▶ Direction
Determine how many lines contain the string "Humidity", then reply with that figure only.

▶ Raw records
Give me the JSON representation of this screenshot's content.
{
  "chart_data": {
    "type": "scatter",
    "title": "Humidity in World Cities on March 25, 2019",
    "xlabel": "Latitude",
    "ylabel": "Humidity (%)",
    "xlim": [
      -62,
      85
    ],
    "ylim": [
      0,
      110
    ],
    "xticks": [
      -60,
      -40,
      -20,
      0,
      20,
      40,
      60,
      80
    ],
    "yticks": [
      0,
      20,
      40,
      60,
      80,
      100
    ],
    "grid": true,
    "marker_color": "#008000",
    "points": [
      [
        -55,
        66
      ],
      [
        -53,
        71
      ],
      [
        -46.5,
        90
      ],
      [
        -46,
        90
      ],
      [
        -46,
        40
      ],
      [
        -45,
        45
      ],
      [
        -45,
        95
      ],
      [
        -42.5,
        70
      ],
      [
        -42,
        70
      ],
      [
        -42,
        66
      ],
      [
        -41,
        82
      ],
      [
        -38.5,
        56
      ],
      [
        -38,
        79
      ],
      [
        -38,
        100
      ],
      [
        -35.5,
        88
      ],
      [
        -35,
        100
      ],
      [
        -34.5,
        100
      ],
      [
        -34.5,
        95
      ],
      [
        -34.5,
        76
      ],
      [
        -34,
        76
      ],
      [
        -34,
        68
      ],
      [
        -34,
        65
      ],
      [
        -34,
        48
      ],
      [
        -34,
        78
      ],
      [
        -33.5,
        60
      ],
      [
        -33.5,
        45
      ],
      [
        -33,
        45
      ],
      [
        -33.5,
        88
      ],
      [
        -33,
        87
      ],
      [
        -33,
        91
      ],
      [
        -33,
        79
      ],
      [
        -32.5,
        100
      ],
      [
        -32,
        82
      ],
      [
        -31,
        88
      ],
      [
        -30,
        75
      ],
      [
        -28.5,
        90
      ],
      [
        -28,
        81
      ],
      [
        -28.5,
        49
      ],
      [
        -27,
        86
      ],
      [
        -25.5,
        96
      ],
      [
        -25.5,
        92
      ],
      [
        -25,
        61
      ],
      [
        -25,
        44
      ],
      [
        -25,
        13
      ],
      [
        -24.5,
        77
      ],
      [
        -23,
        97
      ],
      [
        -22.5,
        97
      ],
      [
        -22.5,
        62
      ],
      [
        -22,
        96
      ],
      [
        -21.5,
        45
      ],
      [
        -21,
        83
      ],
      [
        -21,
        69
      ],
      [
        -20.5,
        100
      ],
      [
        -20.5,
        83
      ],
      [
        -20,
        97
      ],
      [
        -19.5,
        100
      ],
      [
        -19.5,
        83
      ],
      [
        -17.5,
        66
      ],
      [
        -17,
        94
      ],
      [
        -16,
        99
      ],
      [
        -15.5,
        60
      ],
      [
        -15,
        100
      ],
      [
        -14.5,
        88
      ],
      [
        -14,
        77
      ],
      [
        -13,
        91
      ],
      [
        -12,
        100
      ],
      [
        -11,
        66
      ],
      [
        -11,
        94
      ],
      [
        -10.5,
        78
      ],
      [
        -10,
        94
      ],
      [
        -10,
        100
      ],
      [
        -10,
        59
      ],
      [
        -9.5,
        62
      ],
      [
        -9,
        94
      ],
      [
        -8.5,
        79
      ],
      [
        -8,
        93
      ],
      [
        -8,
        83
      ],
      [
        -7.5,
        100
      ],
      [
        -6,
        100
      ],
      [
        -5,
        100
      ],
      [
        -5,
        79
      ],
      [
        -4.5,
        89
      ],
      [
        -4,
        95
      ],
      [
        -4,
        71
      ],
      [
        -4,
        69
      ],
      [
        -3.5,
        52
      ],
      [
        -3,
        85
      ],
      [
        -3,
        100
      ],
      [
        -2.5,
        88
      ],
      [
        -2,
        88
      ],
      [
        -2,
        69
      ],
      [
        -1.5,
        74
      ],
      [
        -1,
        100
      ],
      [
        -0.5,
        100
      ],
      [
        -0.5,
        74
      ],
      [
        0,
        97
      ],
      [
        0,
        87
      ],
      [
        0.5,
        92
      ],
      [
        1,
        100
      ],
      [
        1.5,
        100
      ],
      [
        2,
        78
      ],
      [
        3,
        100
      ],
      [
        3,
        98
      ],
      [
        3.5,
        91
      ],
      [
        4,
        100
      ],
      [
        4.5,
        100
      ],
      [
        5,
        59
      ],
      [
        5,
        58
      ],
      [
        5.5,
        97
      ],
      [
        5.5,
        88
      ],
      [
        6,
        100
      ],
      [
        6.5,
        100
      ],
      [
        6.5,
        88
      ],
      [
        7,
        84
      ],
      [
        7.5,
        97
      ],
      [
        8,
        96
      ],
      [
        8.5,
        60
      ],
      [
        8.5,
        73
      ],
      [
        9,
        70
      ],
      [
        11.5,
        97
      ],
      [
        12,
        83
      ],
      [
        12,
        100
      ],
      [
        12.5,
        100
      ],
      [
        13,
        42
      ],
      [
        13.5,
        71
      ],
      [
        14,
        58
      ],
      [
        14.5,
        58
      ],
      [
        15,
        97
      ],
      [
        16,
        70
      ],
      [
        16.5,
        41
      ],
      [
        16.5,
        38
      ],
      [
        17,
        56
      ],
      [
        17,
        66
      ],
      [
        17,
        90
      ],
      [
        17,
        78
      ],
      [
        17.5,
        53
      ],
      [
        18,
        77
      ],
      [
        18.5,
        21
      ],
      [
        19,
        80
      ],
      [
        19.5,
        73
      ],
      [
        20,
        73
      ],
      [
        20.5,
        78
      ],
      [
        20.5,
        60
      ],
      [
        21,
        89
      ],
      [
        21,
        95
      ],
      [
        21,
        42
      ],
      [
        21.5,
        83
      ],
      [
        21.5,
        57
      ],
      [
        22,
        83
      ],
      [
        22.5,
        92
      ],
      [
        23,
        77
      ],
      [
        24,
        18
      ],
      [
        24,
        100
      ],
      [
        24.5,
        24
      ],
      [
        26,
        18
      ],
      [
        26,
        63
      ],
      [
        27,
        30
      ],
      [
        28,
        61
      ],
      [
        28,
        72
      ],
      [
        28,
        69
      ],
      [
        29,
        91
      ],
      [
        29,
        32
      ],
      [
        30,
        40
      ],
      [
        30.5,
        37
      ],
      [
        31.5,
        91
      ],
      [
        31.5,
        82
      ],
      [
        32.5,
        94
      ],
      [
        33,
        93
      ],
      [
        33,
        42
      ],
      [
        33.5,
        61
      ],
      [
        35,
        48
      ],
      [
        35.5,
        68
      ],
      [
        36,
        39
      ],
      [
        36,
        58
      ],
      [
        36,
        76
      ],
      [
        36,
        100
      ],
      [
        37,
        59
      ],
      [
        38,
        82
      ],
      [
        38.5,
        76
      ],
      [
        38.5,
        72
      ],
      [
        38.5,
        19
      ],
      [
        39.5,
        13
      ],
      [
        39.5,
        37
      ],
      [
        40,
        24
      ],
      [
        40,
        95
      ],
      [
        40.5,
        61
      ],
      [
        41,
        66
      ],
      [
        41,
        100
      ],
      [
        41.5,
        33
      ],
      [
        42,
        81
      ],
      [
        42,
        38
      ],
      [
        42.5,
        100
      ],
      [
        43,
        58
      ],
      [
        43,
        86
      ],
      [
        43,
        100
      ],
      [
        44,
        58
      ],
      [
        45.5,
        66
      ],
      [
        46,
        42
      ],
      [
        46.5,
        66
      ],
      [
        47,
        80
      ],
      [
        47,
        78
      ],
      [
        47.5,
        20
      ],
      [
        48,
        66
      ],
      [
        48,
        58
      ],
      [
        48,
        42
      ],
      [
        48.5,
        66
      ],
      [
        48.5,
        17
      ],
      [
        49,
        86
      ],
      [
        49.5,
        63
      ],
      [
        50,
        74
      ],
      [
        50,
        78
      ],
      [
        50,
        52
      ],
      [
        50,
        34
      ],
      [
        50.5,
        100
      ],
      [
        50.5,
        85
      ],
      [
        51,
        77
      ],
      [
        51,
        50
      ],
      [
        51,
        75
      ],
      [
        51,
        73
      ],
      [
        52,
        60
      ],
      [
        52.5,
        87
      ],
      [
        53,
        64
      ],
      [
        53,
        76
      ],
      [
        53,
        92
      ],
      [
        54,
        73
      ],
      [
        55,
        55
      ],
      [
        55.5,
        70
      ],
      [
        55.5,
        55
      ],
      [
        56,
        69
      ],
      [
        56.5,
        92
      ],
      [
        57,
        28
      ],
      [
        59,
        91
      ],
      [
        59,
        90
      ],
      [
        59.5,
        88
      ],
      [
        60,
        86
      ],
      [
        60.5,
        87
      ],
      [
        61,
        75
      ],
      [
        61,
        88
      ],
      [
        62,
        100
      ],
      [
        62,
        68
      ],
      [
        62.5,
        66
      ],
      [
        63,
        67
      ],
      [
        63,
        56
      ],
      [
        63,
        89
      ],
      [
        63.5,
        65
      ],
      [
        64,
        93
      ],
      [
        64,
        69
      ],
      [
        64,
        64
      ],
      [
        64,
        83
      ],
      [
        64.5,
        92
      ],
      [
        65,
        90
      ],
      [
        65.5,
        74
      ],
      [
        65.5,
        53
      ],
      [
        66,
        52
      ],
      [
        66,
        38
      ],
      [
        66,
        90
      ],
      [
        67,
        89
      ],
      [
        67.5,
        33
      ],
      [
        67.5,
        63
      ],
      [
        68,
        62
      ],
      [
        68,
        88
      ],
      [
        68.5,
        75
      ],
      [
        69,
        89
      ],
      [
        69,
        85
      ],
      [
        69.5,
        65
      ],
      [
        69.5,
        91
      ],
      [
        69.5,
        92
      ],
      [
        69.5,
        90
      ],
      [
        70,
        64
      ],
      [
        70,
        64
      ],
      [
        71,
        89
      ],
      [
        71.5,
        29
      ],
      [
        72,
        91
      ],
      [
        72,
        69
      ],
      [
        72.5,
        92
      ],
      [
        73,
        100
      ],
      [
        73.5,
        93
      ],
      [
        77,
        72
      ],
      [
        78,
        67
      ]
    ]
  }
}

▶ Finished answer
2